## TASK DESCRIPTION
Give the entries back exactly, dropping each image.

START SOURCE MATERIAL

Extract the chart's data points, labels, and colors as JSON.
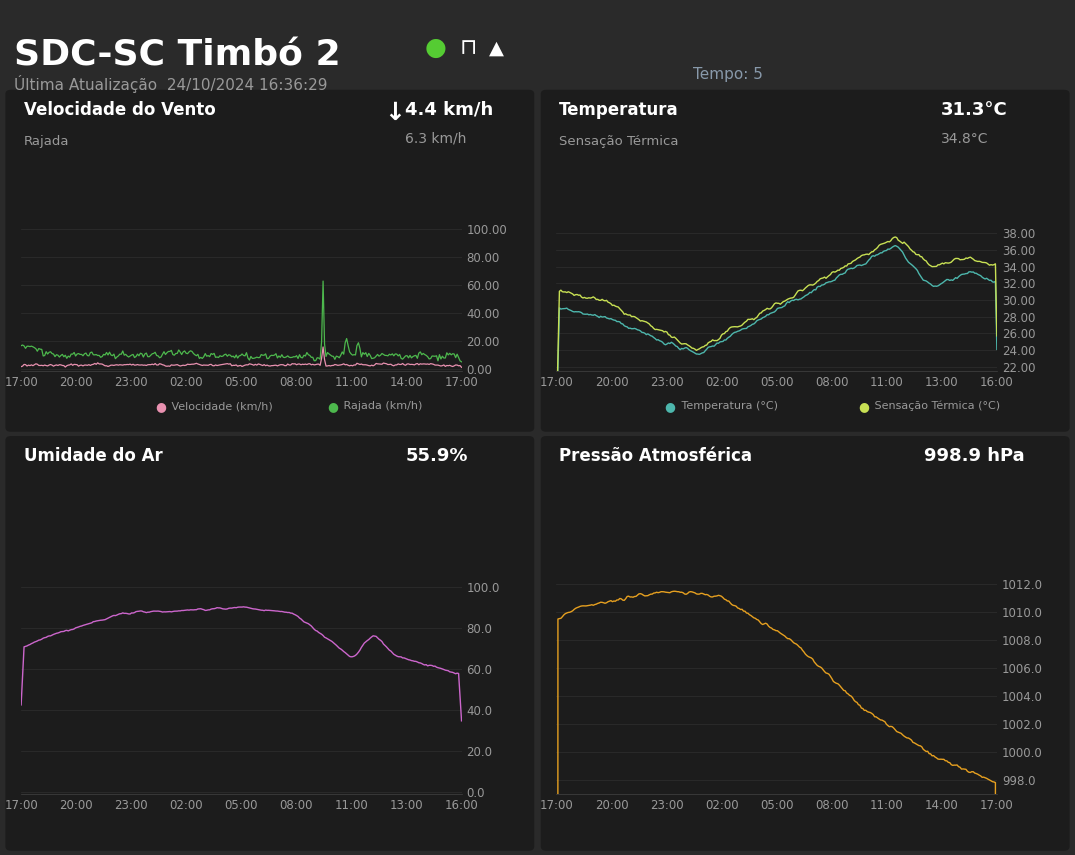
{
  "bg_color": "#2a2a2a",
  "panel_color": "#1c1c1c",
  "text_color": "#ffffff",
  "subtext_color": "#999999",
  "grid_color": "#383838",
  "title": "SDC-SC Timbó 2",
  "last_update": "Última Atualização  24/10/2024 16:36:29",
  "tempo": "Tempo: 5",
  "green_dot_color": "#55cc33",
  "wind_title": "Velocidade do Vento",
  "wind_subtitle": "Rajada",
  "wind_value": "4.4 km/h",
  "wind_subvalue": "6.3 km/h",
  "wind_yticks": [
    0.0,
    20.0,
    40.0,
    60.0,
    80.0,
    100.0
  ],
  "wind_xticks": [
    "17:00",
    "20:00",
    "23:00",
    "02:00",
    "05:00",
    "08:00",
    "11:00",
    "14:00",
    "17:00"
  ],
  "wind_vel_color": "#e991b0",
  "wind_raj_color": "#4db84d",
  "temp_title": "Temperatura",
  "temp_subtitle": "Sensação Térmica",
  "temp_value": "31.3°C",
  "temp_subvalue": "34.8°C",
  "temp_yticks": [
    22.0,
    24.0,
    26.0,
    28.0,
    30.0,
    32.0,
    34.0,
    36.0,
    38.0
  ],
  "temp_xticks": [
    "17:00",
    "20:00",
    "23:00",
    "02:00",
    "05:00",
    "08:00",
    "11:00",
    "13:00",
    "16:00"
  ],
  "temp_color": "#4db6ac",
  "temp_sens_color": "#c8e054",
  "hum_title": "Umidade do Ar",
  "hum_value": "55.9%",
  "hum_yticks": [
    0.0,
    20.0,
    40.0,
    60.0,
    80.0,
    100.0
  ],
  "hum_xticks": [
    "17:00",
    "20:00",
    "23:00",
    "02:00",
    "05:00",
    "08:00",
    "11:00",
    "13:00",
    "16:00"
  ],
  "hum_color": "#cc66cc",
  "pres_title": "Pressão Atmosférica",
  "pres_value": "998.9 hPa",
  "pres_yticks": [
    998.0,
    1000.0,
    1002.0,
    1004.0,
    1006.0,
    1008.0,
    1010.0,
    1012.0
  ],
  "pres_xticks": [
    "17:00",
    "20:00",
    "23:00",
    "02:00",
    "05:00",
    "08:00",
    "11:00",
    "14:00",
    "17:00"
  ],
  "pres_color": "#e6a020"
}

END SOURCE MATERIAL

## WRITTEN SOLUTION
Extract the chart's data points, labels, and colors as JSON.
{
  "bg_color": "#2a2a2a",
  "panel_color": "#1c1c1c",
  "text_color": "#ffffff",
  "subtext_color": "#999999",
  "grid_color": "#383838",
  "title": "SDC-SC Timbó 2",
  "last_update": "Última Atualização  24/10/2024 16:36:29",
  "tempo": "Tempo: 5",
  "green_dot_color": "#55cc33",
  "wind_title": "Velocidade do Vento",
  "wind_subtitle": "Rajada",
  "wind_value": "4.4 km/h",
  "wind_subvalue": "6.3 km/h",
  "wind_yticks": [
    0.0,
    20.0,
    40.0,
    60.0,
    80.0,
    100.0
  ],
  "wind_xticks": [
    "17:00",
    "20:00",
    "23:00",
    "02:00",
    "05:00",
    "08:00",
    "11:00",
    "14:00",
    "17:00"
  ],
  "wind_vel_color": "#e991b0",
  "wind_raj_color": "#4db84d",
  "temp_title": "Temperatura",
  "temp_subtitle": "Sensação Térmica",
  "temp_value": "31.3°C",
  "temp_subvalue": "34.8°C",
  "temp_yticks": [
    22.0,
    24.0,
    26.0,
    28.0,
    30.0,
    32.0,
    34.0,
    36.0,
    38.0
  ],
  "temp_xticks": [
    "17:00",
    "20:00",
    "23:00",
    "02:00",
    "05:00",
    "08:00",
    "11:00",
    "13:00",
    "16:00"
  ],
  "temp_color": "#4db6ac",
  "temp_sens_color": "#c8e054",
  "hum_title": "Umidade do Ar",
  "hum_value": "55.9%",
  "hum_yticks": [
    0.0,
    20.0,
    40.0,
    60.0,
    80.0,
    100.0
  ],
  "hum_xticks": [
    "17:00",
    "20:00",
    "23:00",
    "02:00",
    "05:00",
    "08:00",
    "11:00",
    "13:00",
    "16:00"
  ],
  "hum_color": "#cc66cc",
  "pres_title": "Pressão Atmosférica",
  "pres_value": "998.9 hPa",
  "pres_yticks": [
    998.0,
    1000.0,
    1002.0,
    1004.0,
    1006.0,
    1008.0,
    1010.0,
    1012.0
  ],
  "pres_xticks": [
    "17:00",
    "20:00",
    "23:00",
    "02:00",
    "05:00",
    "08:00",
    "11:00",
    "14:00",
    "17:00"
  ],
  "pres_color": "#e6a020"
}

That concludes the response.